Input:
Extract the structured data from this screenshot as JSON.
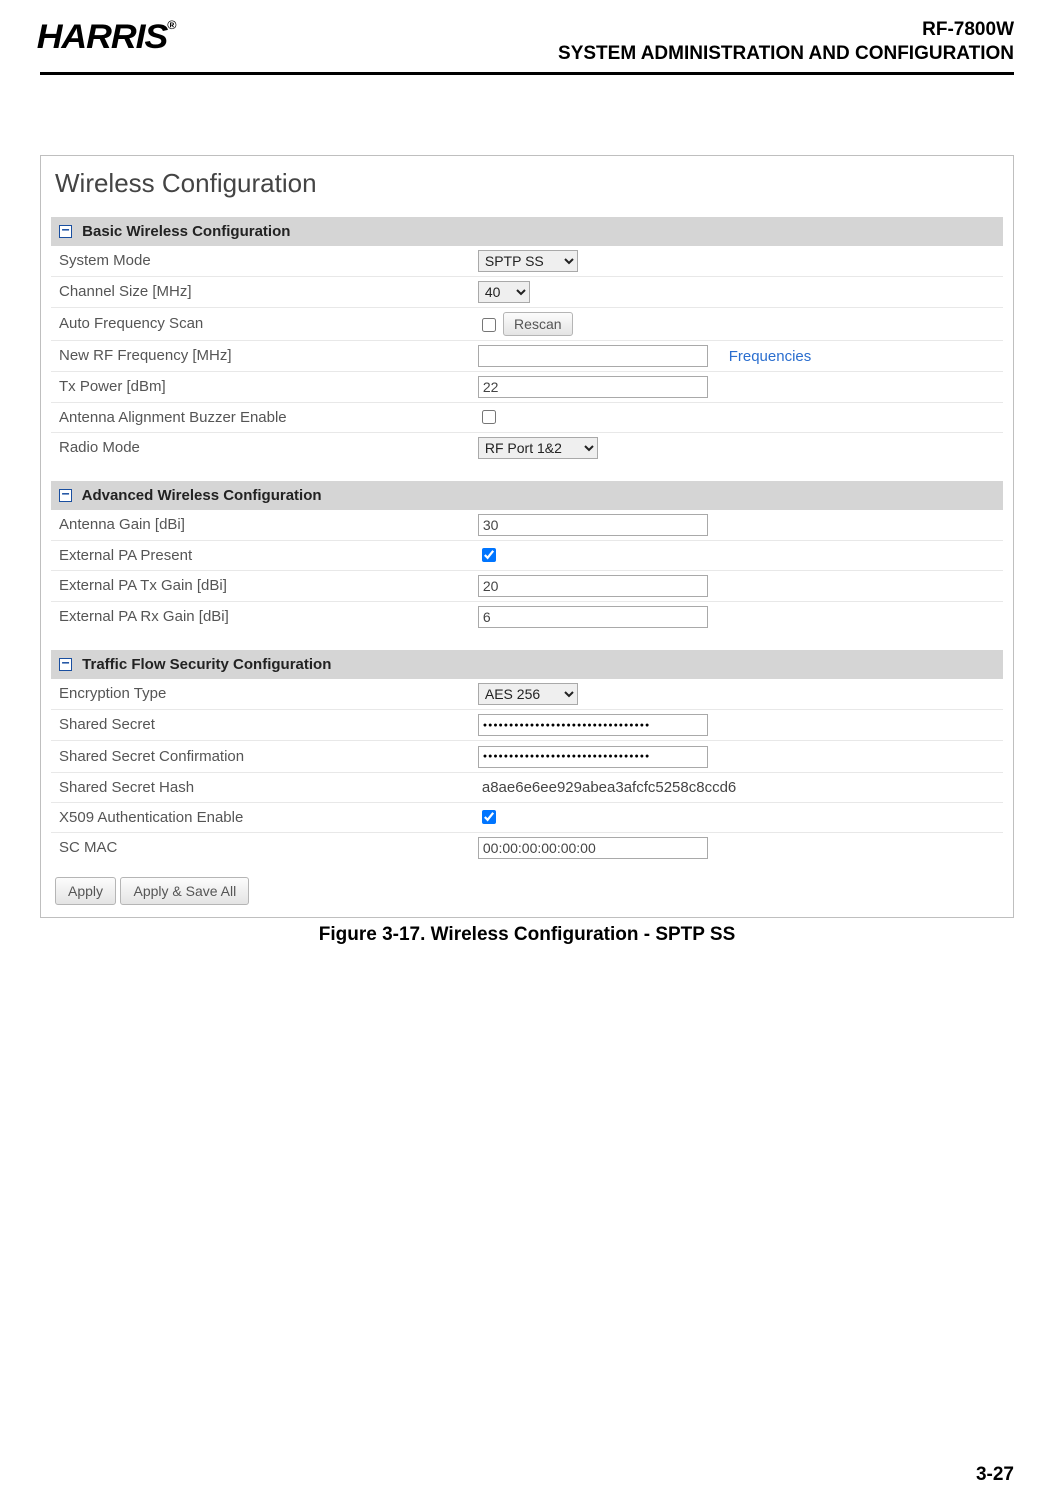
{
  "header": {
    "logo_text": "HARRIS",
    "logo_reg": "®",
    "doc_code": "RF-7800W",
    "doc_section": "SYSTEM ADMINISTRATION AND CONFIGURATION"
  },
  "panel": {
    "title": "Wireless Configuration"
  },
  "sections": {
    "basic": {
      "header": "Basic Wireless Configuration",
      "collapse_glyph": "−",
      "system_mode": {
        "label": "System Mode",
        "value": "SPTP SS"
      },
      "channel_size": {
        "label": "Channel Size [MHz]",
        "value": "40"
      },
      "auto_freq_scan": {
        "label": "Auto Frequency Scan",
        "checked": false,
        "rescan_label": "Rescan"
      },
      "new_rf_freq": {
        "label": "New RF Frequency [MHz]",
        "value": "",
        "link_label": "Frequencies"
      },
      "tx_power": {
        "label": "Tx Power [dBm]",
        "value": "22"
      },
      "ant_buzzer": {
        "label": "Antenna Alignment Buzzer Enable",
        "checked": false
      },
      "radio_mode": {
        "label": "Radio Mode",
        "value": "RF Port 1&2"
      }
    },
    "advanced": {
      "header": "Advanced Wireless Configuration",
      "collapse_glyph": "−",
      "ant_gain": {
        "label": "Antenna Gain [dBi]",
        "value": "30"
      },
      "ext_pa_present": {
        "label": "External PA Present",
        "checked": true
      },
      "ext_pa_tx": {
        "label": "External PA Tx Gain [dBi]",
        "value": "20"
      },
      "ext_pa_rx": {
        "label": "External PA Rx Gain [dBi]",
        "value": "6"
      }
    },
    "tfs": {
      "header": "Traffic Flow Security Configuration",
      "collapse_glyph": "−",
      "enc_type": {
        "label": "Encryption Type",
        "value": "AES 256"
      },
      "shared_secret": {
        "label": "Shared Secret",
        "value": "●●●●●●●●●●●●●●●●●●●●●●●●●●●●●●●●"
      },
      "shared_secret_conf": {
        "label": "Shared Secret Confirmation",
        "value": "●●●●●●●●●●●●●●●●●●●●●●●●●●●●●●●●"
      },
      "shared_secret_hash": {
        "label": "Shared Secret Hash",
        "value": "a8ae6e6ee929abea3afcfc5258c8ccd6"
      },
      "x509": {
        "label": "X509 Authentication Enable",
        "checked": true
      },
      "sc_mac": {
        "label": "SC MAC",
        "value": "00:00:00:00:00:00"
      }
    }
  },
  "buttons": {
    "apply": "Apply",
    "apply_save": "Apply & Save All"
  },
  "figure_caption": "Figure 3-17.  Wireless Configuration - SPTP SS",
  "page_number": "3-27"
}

What you will do: The records above need to be given again exactly. Omit the pictures.

The answer:
Extract the structured data from this screenshot as JSON.
{
  "header": {
    "logo_text": "HARRIS",
    "logo_reg": "®",
    "doc_code": "RF-7800W",
    "doc_section": "SYSTEM ADMINISTRATION AND CONFIGURATION"
  },
  "panel": {
    "title": "Wireless Configuration"
  },
  "sections": {
    "basic": {
      "header": "Basic Wireless Configuration",
      "collapse_glyph": "−",
      "system_mode": {
        "label": "System Mode",
        "value": "SPTP SS"
      },
      "channel_size": {
        "label": "Channel Size [MHz]",
        "value": "40"
      },
      "auto_freq_scan": {
        "label": "Auto Frequency Scan",
        "checked": false,
        "rescan_label": "Rescan"
      },
      "new_rf_freq": {
        "label": "New RF Frequency [MHz]",
        "value": "",
        "link_label": "Frequencies"
      },
      "tx_power": {
        "label": "Tx Power [dBm]",
        "value": "22"
      },
      "ant_buzzer": {
        "label": "Antenna Alignment Buzzer Enable",
        "checked": false
      },
      "radio_mode": {
        "label": "Radio Mode",
        "value": "RF Port 1&2"
      }
    },
    "advanced": {
      "header": "Advanced Wireless Configuration",
      "collapse_glyph": "−",
      "ant_gain": {
        "label": "Antenna Gain [dBi]",
        "value": "30"
      },
      "ext_pa_present": {
        "label": "External PA Present",
        "checked": true
      },
      "ext_pa_tx": {
        "label": "External PA Tx Gain [dBi]",
        "value": "20"
      },
      "ext_pa_rx": {
        "label": "External PA Rx Gain [dBi]",
        "value": "6"
      }
    },
    "tfs": {
      "header": "Traffic Flow Security Configuration",
      "collapse_glyph": "−",
      "enc_type": {
        "label": "Encryption Type",
        "value": "AES 256"
      },
      "shared_secret": {
        "label": "Shared Secret",
        "value": "●●●●●●●●●●●●●●●●●●●●●●●●●●●●●●●●"
      },
      "shared_secret_conf": {
        "label": "Shared Secret Confirmation",
        "value": "●●●●●●●●●●●●●●●●●●●●●●●●●●●●●●●●"
      },
      "shared_secret_hash": {
        "label": "Shared Secret Hash",
        "value": "a8ae6e6ee929abea3afcfc5258c8ccd6"
      },
      "x509": {
        "label": "X509 Authentication Enable",
        "checked": true
      },
      "sc_mac": {
        "label": "SC MAC",
        "value": "00:00:00:00:00:00"
      }
    }
  },
  "buttons": {
    "apply": "Apply",
    "apply_save": "Apply & Save All"
  },
  "figure_caption": "Figure 3-17.  Wireless Configuration - SPTP SS",
  "page_number": "3-27"
}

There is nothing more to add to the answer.